Aim of the exercise —
Copy every line of the listing that holds the string "legal".

++++++++

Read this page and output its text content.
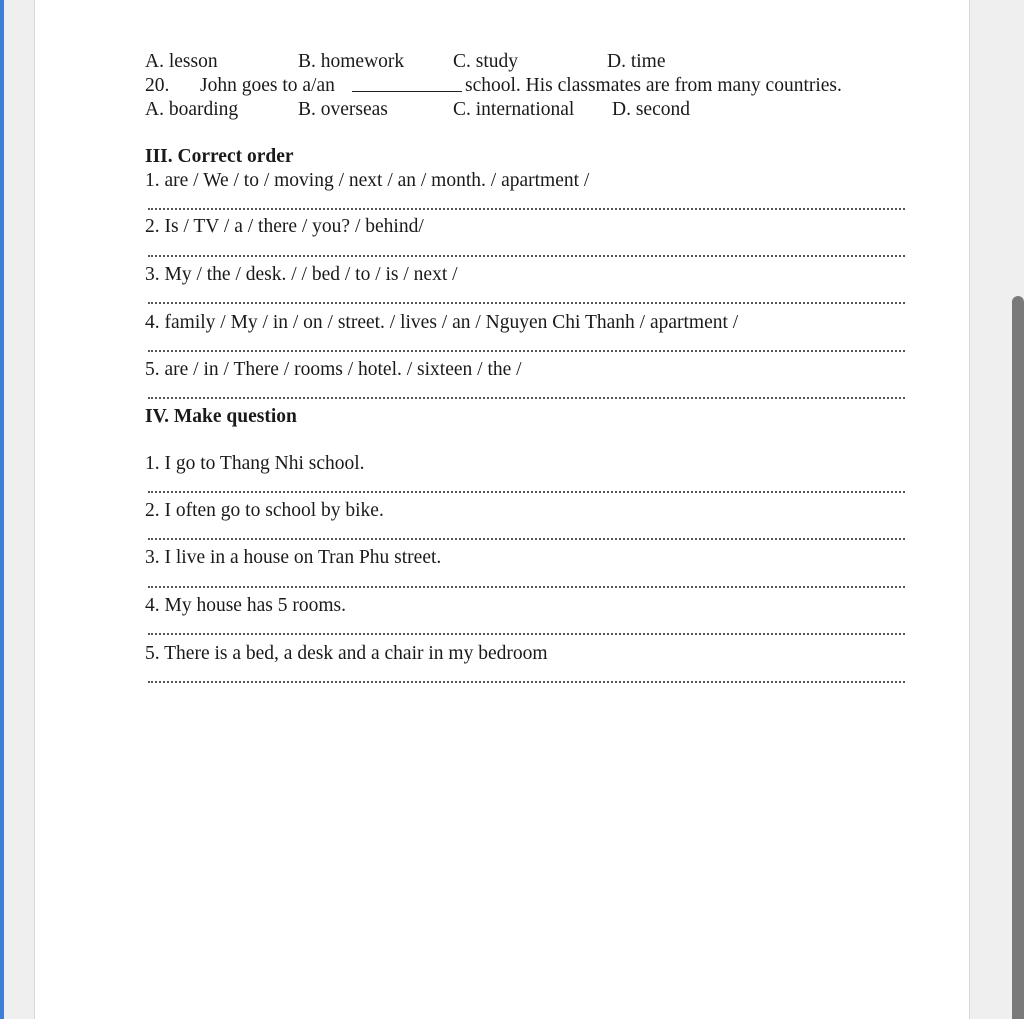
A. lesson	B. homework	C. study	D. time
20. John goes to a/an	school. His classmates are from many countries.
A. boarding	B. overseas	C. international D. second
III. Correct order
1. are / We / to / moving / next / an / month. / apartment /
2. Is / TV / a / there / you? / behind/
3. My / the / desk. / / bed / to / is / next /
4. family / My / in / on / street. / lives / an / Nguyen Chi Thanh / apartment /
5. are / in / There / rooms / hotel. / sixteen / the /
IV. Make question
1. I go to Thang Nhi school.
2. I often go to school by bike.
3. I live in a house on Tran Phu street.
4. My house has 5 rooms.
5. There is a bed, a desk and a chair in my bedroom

++++++++

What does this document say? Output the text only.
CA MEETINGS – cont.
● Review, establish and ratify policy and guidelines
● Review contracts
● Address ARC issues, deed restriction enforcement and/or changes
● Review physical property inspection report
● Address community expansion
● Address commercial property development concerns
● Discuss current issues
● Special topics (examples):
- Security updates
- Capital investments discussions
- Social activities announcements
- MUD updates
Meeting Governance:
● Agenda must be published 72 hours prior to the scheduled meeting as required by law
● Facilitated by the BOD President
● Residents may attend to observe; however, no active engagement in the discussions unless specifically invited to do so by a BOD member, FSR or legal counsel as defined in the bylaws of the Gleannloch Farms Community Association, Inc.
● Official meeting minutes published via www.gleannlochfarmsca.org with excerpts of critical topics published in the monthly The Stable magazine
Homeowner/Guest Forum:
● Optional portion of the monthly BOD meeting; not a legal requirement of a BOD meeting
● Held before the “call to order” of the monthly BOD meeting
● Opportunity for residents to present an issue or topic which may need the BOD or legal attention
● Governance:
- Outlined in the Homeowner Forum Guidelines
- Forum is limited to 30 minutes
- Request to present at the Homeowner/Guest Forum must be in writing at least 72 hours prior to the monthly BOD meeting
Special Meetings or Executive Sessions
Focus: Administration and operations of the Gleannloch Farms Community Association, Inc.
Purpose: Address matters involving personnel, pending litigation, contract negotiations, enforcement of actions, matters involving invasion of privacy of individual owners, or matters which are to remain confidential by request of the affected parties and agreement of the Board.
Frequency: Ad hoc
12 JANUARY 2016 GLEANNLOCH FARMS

++++++++

In response —
● Residents may attend to observe; however, no active engagement in the discussions unless specifically invited to do so by a BOD member, FSR or legal counsel as defined in the bylaws of the Gleannloch Farms Community Association, Inc.
● Optional portion of the monthly BOD meeting; not a legal requirement of a BOD meeting
● Opportunity for residents to present an issue or topic which may need the BOD or legal attention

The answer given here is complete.